Cuplikan teks:
^^^^

Tenaga Kerja Minim di Pabrik Rokok Batam: Produksi Nyata atau Kamuflase?

1 day ago 8

Kepritoday.com — Dugaan praktik tidak transparan di industri tembakau Kota Batam. Sejumlah pabrik rokok yang terdaftar resmi di kawasan bebas pajak ini kerap mengklaim bahwa minimnya jumlah tenaga kerja disebabkan penggunaan teknologi otomatisasi tinggi. Namun, benarkah demikian?

Pabrik-pabrik tersebut berdalih bahwa lini produksinya sudah menggunakan mesin otomatis untuk menekan biaya operasional, khususnya tenaga kerja. Akan tetapi, pengamatan di lapangan dan analisis industri menunjukkan bahwa bahkan dengan otomatisasi tinggi, sektor ini tetap membutuhkan sumber daya manusia (SDM) dalam jumlah signifikan. Khususnya untuk:

  • Pengemasan manual: Tidak semua proses dapat dilakukan mesin, terutama pengepakan akhir dan pengawasan mutu.
  • Logistik dan distribusi: Perlu tenaga manusia untuk mengatur pengiriman dan keluar masuk barang.
  • Quality Control (QC): Peninjauan mutu produksi hampir selalu melibatkan supervisi manusia.

^^^^

Cuplikan dari set anotasi tata letak:
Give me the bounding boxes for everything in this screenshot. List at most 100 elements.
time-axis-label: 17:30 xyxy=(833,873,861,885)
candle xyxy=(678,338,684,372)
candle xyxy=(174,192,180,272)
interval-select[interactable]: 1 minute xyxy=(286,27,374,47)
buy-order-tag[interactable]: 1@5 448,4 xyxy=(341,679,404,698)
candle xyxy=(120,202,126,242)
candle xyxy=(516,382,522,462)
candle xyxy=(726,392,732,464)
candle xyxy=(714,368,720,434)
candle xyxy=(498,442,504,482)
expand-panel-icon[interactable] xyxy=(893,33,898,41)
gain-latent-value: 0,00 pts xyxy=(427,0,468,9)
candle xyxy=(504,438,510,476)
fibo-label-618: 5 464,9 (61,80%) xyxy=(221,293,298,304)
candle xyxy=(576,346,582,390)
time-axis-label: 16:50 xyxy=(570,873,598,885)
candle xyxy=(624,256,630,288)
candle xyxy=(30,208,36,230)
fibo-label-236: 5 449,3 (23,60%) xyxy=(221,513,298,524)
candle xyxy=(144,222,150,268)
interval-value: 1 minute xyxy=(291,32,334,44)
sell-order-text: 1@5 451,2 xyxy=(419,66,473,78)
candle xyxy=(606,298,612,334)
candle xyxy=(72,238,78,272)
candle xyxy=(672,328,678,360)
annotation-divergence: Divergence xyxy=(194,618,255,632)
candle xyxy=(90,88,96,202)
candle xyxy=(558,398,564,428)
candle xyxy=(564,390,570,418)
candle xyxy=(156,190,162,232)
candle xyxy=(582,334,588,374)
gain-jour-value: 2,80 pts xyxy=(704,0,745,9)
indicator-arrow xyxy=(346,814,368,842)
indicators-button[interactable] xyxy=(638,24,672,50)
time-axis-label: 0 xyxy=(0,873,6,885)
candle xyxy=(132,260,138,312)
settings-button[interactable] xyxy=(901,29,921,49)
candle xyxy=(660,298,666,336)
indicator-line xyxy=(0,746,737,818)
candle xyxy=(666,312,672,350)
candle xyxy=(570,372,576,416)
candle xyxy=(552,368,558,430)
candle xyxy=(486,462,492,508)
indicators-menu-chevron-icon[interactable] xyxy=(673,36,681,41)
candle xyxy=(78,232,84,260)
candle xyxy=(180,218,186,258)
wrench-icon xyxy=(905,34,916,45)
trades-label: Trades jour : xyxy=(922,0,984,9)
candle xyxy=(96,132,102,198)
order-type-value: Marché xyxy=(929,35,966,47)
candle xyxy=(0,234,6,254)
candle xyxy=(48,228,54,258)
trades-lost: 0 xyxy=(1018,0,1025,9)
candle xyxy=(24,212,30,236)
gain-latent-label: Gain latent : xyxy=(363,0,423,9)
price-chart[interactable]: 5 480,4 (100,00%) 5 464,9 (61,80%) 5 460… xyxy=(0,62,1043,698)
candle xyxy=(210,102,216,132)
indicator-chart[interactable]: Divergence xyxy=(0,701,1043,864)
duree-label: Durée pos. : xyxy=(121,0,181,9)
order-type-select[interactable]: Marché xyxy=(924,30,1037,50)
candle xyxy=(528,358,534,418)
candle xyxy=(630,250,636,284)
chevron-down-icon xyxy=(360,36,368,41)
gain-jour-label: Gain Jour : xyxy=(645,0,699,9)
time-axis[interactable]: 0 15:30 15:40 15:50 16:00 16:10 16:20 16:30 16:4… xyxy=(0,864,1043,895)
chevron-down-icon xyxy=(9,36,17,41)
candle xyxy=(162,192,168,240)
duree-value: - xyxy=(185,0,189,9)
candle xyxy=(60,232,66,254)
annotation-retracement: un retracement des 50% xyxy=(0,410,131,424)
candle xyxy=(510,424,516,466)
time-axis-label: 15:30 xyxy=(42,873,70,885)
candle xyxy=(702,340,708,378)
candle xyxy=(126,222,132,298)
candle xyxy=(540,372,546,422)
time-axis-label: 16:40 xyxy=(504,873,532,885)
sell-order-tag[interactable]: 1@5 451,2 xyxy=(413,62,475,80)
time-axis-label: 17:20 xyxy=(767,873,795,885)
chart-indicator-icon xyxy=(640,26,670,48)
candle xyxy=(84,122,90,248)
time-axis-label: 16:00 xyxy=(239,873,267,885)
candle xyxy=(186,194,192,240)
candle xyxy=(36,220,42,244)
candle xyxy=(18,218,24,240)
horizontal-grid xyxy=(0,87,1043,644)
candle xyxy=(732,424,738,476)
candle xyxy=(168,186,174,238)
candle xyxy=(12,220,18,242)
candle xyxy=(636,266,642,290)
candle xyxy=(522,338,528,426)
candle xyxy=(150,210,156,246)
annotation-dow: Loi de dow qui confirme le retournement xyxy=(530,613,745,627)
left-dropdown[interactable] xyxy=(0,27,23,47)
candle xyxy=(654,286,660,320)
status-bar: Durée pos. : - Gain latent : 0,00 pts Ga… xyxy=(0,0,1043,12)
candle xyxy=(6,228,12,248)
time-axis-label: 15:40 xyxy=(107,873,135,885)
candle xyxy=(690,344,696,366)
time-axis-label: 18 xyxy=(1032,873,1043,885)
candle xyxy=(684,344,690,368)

^^^^

Tugas:
A) Menurut cuplikan teks tentang pabrik rokok di Batam, apa yang diklaim pabrik-pabrik itu sebagai penyebab minimnya jumlah tenaga kerja?
B) Tulis ulang baris-baris listing persis seperti aslinya, mulai dari baris pertama listing dan berhenti setelah baris yang memuat "interval-select[interactable]: 1 minute". Baris terakhir itu ikut ditulis.

Jawaban:
A) Penggunaan teknologi otomatisasi tinggi.

B)
Give me the bounding boxes for everything in this screenshot. List at most 100 elements.
time-axis-label: 17:30 xyxy=(833,873,861,885)
candle xyxy=(678,338,684,372)
candle xyxy=(174,192,180,272)
interval-select[interactable]: 1 minute xyxy=(286,27,374,47)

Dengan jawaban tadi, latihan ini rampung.